What you are asked to do. State how many lines in the items below contain the string "indicator", with case counting, and give only that number.

━━ Data provided

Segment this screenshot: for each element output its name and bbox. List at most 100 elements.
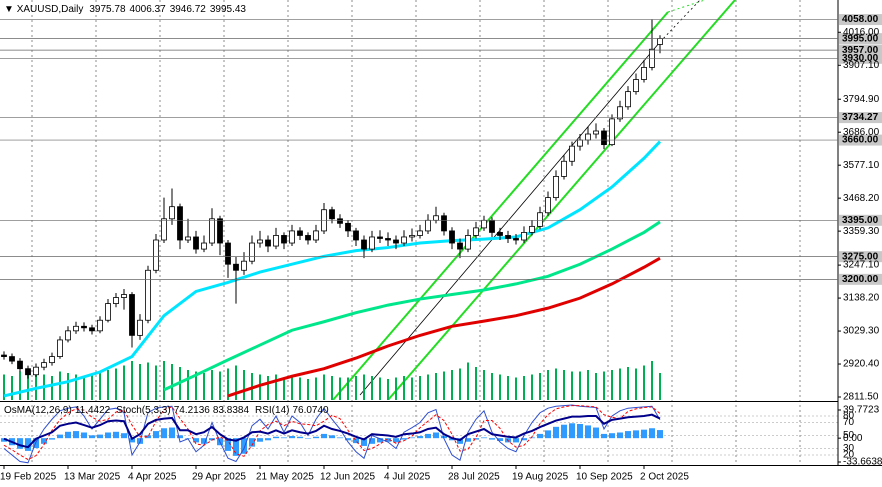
osma-bar bbox=[337, 437, 343, 439]
close-value: 3995.43 bbox=[210, 4, 247, 15]
volume-bar bbox=[507, 376, 509, 400]
candle-body bbox=[641, 67, 647, 80]
osma-bar bbox=[241, 438, 247, 454]
volume-bar bbox=[243, 370, 245, 400]
osma-bar bbox=[57, 434, 63, 439]
candle-body bbox=[585, 133, 591, 141]
osma-bar bbox=[257, 438, 263, 442]
candle-body bbox=[481, 219, 487, 229]
candle-body bbox=[473, 227, 479, 236]
volume-bar bbox=[51, 376, 53, 400]
volume-bar bbox=[283, 377, 285, 400]
candle-body bbox=[193, 236, 199, 250]
volume-bar bbox=[451, 370, 453, 400]
candle-body bbox=[521, 232, 527, 241]
candle-body bbox=[337, 218, 343, 224]
y-tick-label: 3907.10 bbox=[843, 60, 880, 71]
level-label-box bbox=[839, 134, 882, 146]
volume-bar bbox=[235, 365, 237, 400]
oscillator-tick-label: 50 bbox=[843, 430, 855, 441]
candle-body bbox=[73, 325, 79, 332]
candle-body bbox=[249, 242, 255, 262]
candle-body bbox=[121, 294, 127, 298]
osma-bar bbox=[497, 438, 503, 441]
x-tick-label: 19 Feb 2025 bbox=[0, 472, 57, 483]
osma-bar bbox=[625, 431, 631, 439]
osma-bar bbox=[569, 423, 575, 439]
volume-bar bbox=[315, 377, 317, 400]
candle-body bbox=[89, 327, 95, 332]
moving-average bbox=[227, 256, 661, 398]
x-tick-label: 12 Jun 2025 bbox=[320, 472, 375, 483]
y-tick-label: 3577.10 bbox=[843, 160, 880, 171]
osma-bar bbox=[193, 438, 199, 443]
candle-body bbox=[305, 235, 311, 241]
volume-bar bbox=[491, 373, 493, 400]
osma-bar bbox=[473, 438, 479, 440]
candle-body bbox=[529, 225, 535, 233]
volume-bar bbox=[571, 371, 573, 400]
osma-bar bbox=[17, 438, 23, 449]
candle-body bbox=[377, 236, 383, 239]
osma-bar bbox=[465, 438, 471, 442]
osma-bar bbox=[289, 436, 295, 439]
osma-bar bbox=[129, 438, 135, 443]
osma-bar bbox=[385, 438, 391, 442]
volume-bar bbox=[155, 365, 157, 400]
y-tick-label: 3247.10 bbox=[843, 260, 880, 271]
volume-bar bbox=[267, 376, 269, 400]
volume-bar bbox=[547, 370, 549, 400]
trend-line bbox=[387, 0, 736, 400]
osma-bar bbox=[297, 436, 303, 439]
level-label: 3275.00 bbox=[842, 251, 879, 262]
candle-body bbox=[169, 206, 175, 220]
candle-body bbox=[81, 325, 87, 329]
open-value: 3975.78 bbox=[89, 4, 126, 15]
y-tick-label: 3138.20 bbox=[843, 293, 880, 304]
volume-bar bbox=[107, 370, 109, 400]
menu-arrow: ▼ bbox=[4, 4, 17, 15]
indicator-name: Stoch(5,3,3) bbox=[116, 405, 170, 416]
indicator-value: 74.2136 bbox=[174, 405, 211, 416]
oscillator-y2-tick-label: 0.00 bbox=[843, 433, 863, 444]
x-tick-label: 19 Aug 2025 bbox=[512, 472, 569, 483]
osma-bar bbox=[249, 438, 255, 447]
candle-body bbox=[177, 206, 183, 241]
candle-body bbox=[113, 297, 119, 304]
candle-body bbox=[449, 230, 455, 244]
level-label: 3660.00 bbox=[842, 135, 879, 146]
x-tick-label: 28 Jul 2025 bbox=[448, 472, 500, 483]
y-tick-label: 2811.50 bbox=[843, 392, 879, 403]
candle-body bbox=[465, 235, 471, 250]
candle-body bbox=[1, 354, 7, 357]
osma-bar bbox=[225, 438, 231, 451]
candle-body bbox=[577, 139, 583, 147]
candle-body bbox=[201, 242, 207, 250]
osma-bar bbox=[281, 437, 287, 439]
volume-bar bbox=[475, 367, 477, 400]
volume-bar bbox=[27, 370, 29, 400]
level-label-box bbox=[839, 44, 882, 56]
candle-body bbox=[385, 238, 391, 241]
trend-line bbox=[359, 41, 661, 396]
volume-bar bbox=[515, 377, 517, 400]
volume-bar bbox=[603, 371, 605, 400]
candle-body bbox=[369, 236, 375, 250]
y-tick-label: 3029.30 bbox=[843, 326, 880, 337]
volume-bar bbox=[187, 370, 189, 400]
osma-bar bbox=[417, 436, 423, 439]
candle-body bbox=[289, 230, 295, 244]
volume-bar bbox=[411, 377, 413, 400]
volume-bar bbox=[219, 371, 221, 400]
candle-body bbox=[433, 215, 439, 221]
osma-bar bbox=[369, 438, 375, 444]
candle-body bbox=[273, 235, 279, 247]
candle-body bbox=[545, 197, 551, 214]
volume-bar bbox=[163, 361, 165, 400]
rsi-line bbox=[3, 413, 661, 449]
volume-bar bbox=[91, 373, 93, 400]
volume-bar bbox=[563, 370, 565, 400]
trend-line bbox=[332, 11, 669, 400]
volume-bar bbox=[131, 361, 133, 400]
candle-body bbox=[489, 219, 495, 233]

━━━━

Response to this exercise. 2